◆ WHAT IS NEEDED ◆
Single out the lines that include the word "Quantiles". Copy them.

[Saved data entries]

— BEGIN —

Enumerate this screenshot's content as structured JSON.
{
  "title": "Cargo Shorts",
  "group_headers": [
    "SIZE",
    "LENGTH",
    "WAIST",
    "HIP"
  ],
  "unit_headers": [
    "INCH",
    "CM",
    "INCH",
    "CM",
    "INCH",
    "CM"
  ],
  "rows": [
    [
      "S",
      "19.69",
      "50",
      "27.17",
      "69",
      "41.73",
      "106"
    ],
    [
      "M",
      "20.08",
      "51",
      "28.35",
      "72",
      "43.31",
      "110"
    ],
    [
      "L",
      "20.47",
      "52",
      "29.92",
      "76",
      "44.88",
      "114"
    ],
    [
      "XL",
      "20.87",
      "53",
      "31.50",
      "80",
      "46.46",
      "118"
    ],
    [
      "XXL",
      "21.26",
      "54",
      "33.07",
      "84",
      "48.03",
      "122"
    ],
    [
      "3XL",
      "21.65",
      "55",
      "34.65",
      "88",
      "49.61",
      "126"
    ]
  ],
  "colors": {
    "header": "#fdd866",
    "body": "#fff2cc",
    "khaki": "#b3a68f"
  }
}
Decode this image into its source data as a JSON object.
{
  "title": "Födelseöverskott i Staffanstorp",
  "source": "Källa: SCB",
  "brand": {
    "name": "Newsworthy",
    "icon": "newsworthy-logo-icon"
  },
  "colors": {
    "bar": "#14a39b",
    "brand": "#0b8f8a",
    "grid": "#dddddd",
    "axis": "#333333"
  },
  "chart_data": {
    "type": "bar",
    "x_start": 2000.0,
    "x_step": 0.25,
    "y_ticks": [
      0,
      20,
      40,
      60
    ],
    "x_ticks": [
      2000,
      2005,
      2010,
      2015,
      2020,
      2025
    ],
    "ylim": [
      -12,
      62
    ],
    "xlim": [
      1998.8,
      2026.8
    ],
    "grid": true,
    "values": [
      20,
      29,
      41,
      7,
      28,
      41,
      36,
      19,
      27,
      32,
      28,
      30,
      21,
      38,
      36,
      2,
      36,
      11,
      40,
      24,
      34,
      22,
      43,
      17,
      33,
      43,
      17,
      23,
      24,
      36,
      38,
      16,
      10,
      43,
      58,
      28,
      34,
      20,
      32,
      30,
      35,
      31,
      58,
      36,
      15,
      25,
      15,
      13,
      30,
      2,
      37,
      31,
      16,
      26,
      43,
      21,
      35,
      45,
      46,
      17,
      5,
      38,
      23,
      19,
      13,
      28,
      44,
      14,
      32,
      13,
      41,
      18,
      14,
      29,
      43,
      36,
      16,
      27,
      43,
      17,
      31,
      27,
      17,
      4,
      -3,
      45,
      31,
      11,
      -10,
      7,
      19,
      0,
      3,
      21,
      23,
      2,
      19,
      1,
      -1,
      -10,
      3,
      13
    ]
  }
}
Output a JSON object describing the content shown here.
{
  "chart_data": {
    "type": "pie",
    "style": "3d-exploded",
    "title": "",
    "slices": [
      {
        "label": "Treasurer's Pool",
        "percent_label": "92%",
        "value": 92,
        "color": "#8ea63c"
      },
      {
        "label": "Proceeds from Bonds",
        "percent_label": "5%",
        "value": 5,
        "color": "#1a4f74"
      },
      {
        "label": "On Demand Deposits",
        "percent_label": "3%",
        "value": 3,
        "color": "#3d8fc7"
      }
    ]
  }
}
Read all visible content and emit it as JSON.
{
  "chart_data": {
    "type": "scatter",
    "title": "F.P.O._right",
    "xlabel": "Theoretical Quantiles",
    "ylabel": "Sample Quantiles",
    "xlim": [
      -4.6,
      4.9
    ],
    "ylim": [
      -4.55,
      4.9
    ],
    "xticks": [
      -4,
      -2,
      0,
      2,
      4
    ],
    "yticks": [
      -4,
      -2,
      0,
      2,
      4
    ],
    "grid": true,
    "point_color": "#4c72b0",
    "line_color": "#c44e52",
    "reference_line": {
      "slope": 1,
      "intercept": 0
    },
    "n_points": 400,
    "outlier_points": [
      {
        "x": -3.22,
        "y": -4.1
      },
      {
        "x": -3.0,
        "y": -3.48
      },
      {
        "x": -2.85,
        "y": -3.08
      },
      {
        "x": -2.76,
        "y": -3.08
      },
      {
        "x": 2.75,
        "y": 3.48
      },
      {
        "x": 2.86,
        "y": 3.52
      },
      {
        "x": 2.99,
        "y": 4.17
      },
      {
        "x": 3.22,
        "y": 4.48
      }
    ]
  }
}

— END —

◆ OUTPUT FOR THIS TASK ◆
    "xlabel": "Theoretical Quantiles",
    "ylabel": "Sample Quantiles",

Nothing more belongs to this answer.